Check each line of the records for "document"; collect those that have it.

Data excerpts:
⁂

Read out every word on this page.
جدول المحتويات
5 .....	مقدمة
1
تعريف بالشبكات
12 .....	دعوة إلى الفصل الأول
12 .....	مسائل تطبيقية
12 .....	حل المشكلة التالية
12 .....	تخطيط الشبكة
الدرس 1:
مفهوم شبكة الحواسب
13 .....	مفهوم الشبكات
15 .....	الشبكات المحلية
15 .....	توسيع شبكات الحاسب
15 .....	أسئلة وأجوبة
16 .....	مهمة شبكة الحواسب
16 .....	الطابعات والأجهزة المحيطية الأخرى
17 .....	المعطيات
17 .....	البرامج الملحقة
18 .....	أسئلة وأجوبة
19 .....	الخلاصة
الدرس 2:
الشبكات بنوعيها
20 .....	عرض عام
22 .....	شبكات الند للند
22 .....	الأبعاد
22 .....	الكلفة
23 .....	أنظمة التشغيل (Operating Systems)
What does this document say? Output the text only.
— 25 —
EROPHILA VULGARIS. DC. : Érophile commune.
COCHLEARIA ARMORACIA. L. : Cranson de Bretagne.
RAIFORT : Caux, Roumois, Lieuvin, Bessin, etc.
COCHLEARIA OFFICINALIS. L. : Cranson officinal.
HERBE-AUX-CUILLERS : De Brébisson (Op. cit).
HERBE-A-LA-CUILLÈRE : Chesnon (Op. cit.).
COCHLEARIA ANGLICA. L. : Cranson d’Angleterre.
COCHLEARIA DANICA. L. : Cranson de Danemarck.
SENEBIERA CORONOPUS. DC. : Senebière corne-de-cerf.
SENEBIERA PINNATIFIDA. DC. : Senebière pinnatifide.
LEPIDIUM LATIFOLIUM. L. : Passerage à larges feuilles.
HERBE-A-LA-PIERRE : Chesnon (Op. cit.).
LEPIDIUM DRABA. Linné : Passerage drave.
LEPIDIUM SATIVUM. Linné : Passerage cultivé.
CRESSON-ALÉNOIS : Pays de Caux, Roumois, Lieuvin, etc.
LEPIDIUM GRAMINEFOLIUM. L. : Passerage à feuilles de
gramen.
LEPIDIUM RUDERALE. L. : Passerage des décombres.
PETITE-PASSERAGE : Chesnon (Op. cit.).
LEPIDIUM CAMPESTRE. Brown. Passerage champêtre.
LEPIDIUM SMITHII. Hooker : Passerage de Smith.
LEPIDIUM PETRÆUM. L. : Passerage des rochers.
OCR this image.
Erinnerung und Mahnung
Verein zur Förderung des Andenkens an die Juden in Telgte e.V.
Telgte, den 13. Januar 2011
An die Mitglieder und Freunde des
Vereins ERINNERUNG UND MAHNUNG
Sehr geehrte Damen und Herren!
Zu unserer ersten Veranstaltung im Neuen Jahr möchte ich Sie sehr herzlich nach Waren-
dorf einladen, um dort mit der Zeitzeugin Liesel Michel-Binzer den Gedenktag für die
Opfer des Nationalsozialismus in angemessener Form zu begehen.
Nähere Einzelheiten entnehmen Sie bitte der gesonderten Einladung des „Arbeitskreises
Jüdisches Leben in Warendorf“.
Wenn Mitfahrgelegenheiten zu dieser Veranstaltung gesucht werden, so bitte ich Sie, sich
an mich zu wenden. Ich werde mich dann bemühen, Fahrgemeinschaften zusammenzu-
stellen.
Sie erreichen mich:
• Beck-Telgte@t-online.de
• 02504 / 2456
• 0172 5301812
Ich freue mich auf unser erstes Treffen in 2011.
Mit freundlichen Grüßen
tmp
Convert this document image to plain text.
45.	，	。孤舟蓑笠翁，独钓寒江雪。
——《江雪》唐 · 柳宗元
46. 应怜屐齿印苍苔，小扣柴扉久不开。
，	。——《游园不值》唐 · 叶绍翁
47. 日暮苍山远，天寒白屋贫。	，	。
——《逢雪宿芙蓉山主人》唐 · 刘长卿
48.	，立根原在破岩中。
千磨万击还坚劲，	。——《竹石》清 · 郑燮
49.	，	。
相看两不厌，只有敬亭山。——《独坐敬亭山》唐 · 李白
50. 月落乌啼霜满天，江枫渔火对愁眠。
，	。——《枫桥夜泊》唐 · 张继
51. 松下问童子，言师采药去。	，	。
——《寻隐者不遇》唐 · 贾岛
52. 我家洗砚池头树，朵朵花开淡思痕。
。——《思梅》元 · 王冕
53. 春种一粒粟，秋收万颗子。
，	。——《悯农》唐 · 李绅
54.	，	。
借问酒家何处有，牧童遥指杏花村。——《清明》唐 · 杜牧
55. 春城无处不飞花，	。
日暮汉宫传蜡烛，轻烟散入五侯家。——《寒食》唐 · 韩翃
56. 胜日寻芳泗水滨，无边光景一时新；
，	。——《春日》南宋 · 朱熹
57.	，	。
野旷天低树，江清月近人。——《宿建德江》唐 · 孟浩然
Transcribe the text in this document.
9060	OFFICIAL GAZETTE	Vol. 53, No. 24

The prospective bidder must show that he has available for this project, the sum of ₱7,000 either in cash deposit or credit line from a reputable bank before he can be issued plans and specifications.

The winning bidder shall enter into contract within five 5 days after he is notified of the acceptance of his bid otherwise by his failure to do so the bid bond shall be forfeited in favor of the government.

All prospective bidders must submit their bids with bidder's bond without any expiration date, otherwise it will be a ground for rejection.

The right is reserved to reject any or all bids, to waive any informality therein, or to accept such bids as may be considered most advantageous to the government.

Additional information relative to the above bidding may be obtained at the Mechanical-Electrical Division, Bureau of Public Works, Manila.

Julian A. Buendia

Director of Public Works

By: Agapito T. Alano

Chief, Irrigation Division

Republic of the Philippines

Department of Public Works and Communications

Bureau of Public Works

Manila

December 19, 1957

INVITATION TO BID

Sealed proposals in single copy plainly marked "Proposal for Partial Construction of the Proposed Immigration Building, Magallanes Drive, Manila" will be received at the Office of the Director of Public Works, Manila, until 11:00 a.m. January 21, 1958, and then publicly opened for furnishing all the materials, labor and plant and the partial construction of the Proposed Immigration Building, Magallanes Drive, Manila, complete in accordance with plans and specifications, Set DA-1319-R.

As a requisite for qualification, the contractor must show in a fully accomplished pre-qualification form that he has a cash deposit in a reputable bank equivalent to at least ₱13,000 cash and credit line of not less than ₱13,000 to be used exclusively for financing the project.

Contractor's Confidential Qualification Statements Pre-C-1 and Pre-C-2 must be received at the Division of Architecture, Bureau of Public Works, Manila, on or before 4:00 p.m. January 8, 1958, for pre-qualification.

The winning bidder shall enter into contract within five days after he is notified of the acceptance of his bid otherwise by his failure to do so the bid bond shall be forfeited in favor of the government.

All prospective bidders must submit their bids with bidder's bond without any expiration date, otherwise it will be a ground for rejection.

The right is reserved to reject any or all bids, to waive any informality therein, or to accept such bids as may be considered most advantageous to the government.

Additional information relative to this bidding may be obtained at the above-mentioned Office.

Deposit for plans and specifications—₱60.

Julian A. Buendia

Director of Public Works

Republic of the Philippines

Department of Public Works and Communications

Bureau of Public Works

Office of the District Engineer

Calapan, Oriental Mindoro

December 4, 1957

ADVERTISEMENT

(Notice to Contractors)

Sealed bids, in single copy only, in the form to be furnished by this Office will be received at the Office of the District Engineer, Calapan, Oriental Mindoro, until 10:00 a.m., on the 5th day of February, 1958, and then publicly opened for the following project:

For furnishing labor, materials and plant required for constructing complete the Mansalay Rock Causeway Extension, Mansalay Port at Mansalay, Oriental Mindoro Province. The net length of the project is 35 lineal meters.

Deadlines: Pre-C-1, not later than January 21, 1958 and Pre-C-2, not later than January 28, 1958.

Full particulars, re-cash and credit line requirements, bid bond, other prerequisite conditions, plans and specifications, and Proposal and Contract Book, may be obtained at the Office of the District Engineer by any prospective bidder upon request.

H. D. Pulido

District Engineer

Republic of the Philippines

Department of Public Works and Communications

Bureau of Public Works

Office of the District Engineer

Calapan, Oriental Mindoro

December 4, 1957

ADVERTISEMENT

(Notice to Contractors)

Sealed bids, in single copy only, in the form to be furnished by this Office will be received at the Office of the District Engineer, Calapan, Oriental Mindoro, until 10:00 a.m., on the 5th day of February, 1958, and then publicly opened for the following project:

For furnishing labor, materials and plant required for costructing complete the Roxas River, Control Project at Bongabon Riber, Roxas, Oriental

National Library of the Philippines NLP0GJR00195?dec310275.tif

⁂

Correct answer:
What does this document say? Output the text only.
Convert this document image to plain text.
Transcribe the text in this document.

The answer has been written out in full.